TASK INSTRUCTIONS: Below is a block of records: output all of them exactly and leave out the pictures.

THE RECORDS:
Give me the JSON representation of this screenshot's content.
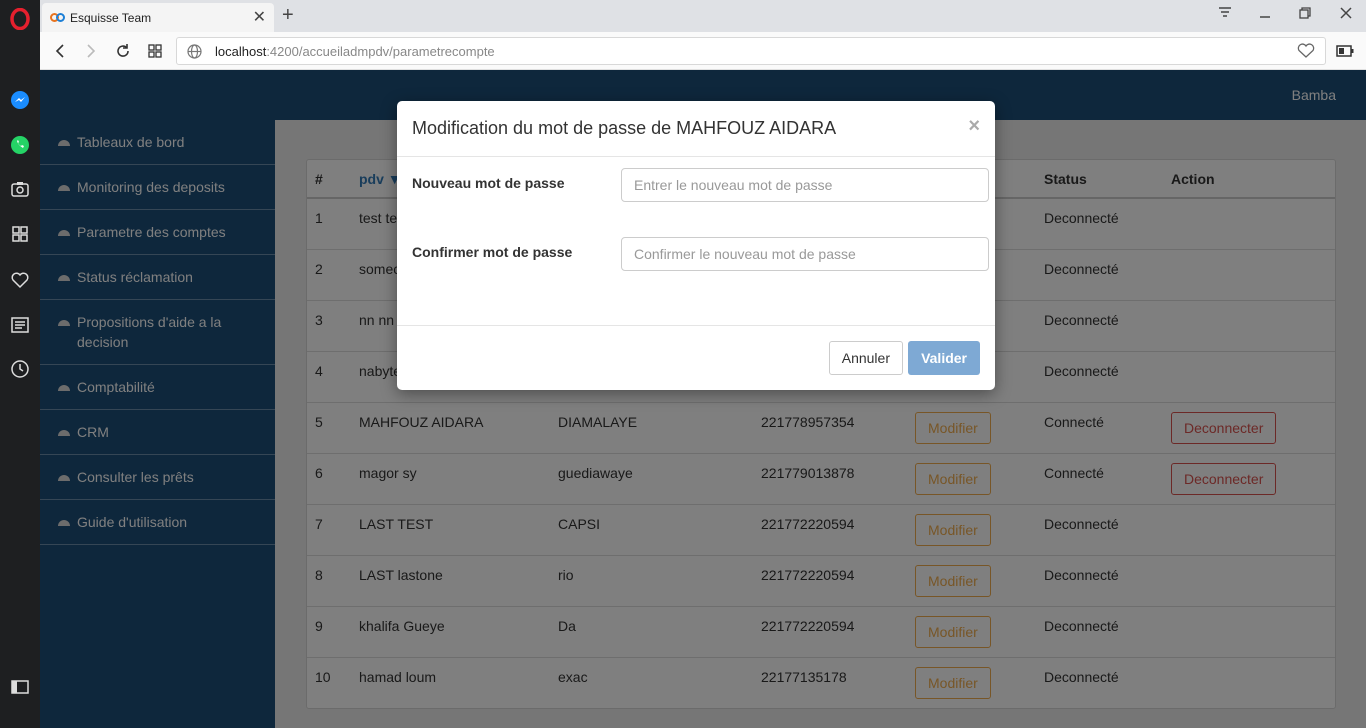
{
  "browser": {
    "tab_title": "Esquisse Team",
    "url_host": "localhost",
    "url_rest": ":4200/accueiladmpdv/parametrecompte"
  },
  "header": {
    "user": "Bamba"
  },
  "sidebar": {
    "items": [
      {
        "label": "Tableaux de bord"
      },
      {
        "label": "Monitoring des deposits"
      },
      {
        "label": "Parametre des comptes"
      },
      {
        "label": "Status réclamation"
      },
      {
        "label": "Propositions d'aide a la decision"
      },
      {
        "label": "Comptabilité"
      },
      {
        "label": "CRM"
      },
      {
        "label": "Consulter les prêts"
      },
      {
        "label": "Guide d'utilisation"
      }
    ]
  },
  "table": {
    "headers": {
      "num": "#",
      "pdv": "pdv",
      "status": "Status",
      "action": "Action"
    },
    "rows": [
      {
        "num": "1",
        "pdv": "test te",
        "col3": "",
        "phone": "",
        "status": "Deconnecté",
        "action": ""
      },
      {
        "num": "2",
        "pdv": "somec",
        "col3": "",
        "phone": "",
        "status": "Deconnecté",
        "action": ""
      },
      {
        "num": "3",
        "pdv": "nn nn",
        "col3": "",
        "phone": "",
        "status": "Deconnecté",
        "action": ""
      },
      {
        "num": "4",
        "pdv": "nabyte",
        "col3": "",
        "phone": "",
        "status": "Deconnecté",
        "action": ""
      },
      {
        "num": "5",
        "pdv": "MAHFOUZ AIDARA",
        "col3": "DIAMALAYE",
        "phone": "221778957354",
        "modify": "Modifier",
        "status": "Connecté",
        "action": "Deconnecter"
      },
      {
        "num": "6",
        "pdv": "magor sy",
        "col3": "guediawaye",
        "phone": "221779013878",
        "modify": "Modifier",
        "status": "Connecté",
        "action": "Deconnecter"
      },
      {
        "num": "7",
        "pdv": "LAST TEST",
        "col3": "CAPSI",
        "phone": "221772220594",
        "modify": "Modifier",
        "status": "Deconnecté",
        "action": ""
      },
      {
        "num": "8",
        "pdv": "LAST lastone",
        "col3": "rio",
        "phone": "221772220594",
        "modify": "Modifier",
        "status": "Deconnecté",
        "action": ""
      },
      {
        "num": "9",
        "pdv": "khalifa Gueye",
        "col3": "Da",
        "phone": "221772220594",
        "modify": "Modifier",
        "status": "Deconnecté",
        "action": ""
      },
      {
        "num": "10",
        "pdv": "hamad loum",
        "col3": "exac",
        "phone": "22177135178",
        "modify": "Modifier",
        "status": "Deconnecté",
        "action": ""
      }
    ]
  },
  "modal": {
    "title": "Modification du mot de passe de MAHFOUZ AIDARA",
    "close": "×",
    "new_password_label": "Nouveau mot de passe",
    "new_password_placeholder": "Entrer le nouveau mot de passe",
    "confirm_label": "Confirmer mot de passe",
    "confirm_placeholder": "Confirmer le nouveau mot de passe",
    "cancel": "Annuler",
    "submit": "Valider"
  },
  "colors": {
    "brand": "#1d4e78",
    "warning": "#f0ad4e",
    "danger": "#d9534f",
    "primary_disabled": "#7ea9d4"
  }
}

RESULT OF THIS EXERCISE:
Give me the JSON representation of this screenshot's content.
{
  "browser": {
    "tab_title": "Esquisse Team",
    "url_host": "localhost",
    "url_rest": ":4200/accueiladmpdv/parametrecompte"
  },
  "header": {
    "user": "Bamba"
  },
  "sidebar": {
    "items": [
      {
        "label": "Tableaux de bord"
      },
      {
        "label": "Monitoring des deposits"
      },
      {
        "label": "Parametre des comptes"
      },
      {
        "label": "Status réclamation"
      },
      {
        "label": "Propositions d'aide a la decision"
      },
      {
        "label": "Comptabilité"
      },
      {
        "label": "CRM"
      },
      {
        "label": "Consulter les prêts"
      },
      {
        "label": "Guide d'utilisation"
      }
    ]
  },
  "table": {
    "headers": {
      "num": "#",
      "pdv": "pdv",
      "status": "Status",
      "action": "Action"
    },
    "rows": [
      {
        "num": "1",
        "pdv": "test te",
        "col3": "",
        "phone": "",
        "status": "Deconnecté",
        "action": ""
      },
      {
        "num": "2",
        "pdv": "somec",
        "col3": "",
        "phone": "",
        "status": "Deconnecté",
        "action": ""
      },
      {
        "num": "3",
        "pdv": "nn nn",
        "col3": "",
        "phone": "",
        "status": "Deconnecté",
        "action": ""
      },
      {
        "num": "4",
        "pdv": "nabyte",
        "col3": "",
        "phone": "",
        "status": "Deconnecté",
        "action": ""
      },
      {
        "num": "5",
        "pdv": "MAHFOUZ AIDARA",
        "col3": "DIAMALAYE",
        "phone": "221778957354",
        "modify": "Modifier",
        "status": "Connecté",
        "action": "Deconnecter"
      },
      {
        "num": "6",
        "pdv": "magor sy",
        "col3": "guediawaye",
        "phone": "221779013878",
        "modify": "Modifier",
        "status": "Connecté",
        "action": "Deconnecter"
      },
      {
        "num": "7",
        "pdv": "LAST TEST",
        "col3": "CAPSI",
        "phone": "221772220594",
        "modify": "Modifier",
        "status": "Deconnecté",
        "action": ""
      },
      {
        "num": "8",
        "pdv": "LAST lastone",
        "col3": "rio",
        "phone": "221772220594",
        "modify": "Modifier",
        "status": "Deconnecté",
        "action": ""
      },
      {
        "num": "9",
        "pdv": "khalifa Gueye",
        "col3": "Da",
        "phone": "221772220594",
        "modify": "Modifier",
        "status": "Deconnecté",
        "action": ""
      },
      {
        "num": "10",
        "pdv": "hamad loum",
        "col3": "exac",
        "phone": "22177135178",
        "modify": "Modifier",
        "status": "Deconnecté",
        "action": ""
      }
    ]
  },
  "modal": {
    "title": "Modification du mot de passe de MAHFOUZ AIDARA",
    "close": "×",
    "new_password_label": "Nouveau mot de passe",
    "new_password_placeholder": "Entrer le nouveau mot de passe",
    "confirm_label": "Confirmer mot de passe",
    "confirm_placeholder": "Confirmer le nouveau mot de passe",
    "cancel": "Annuler",
    "submit": "Valider"
  },
  "colors": {
    "brand": "#1d4e78",
    "warning": "#f0ad4e",
    "danger": "#d9534f",
    "primary_disabled": "#7ea9d4"
  }
}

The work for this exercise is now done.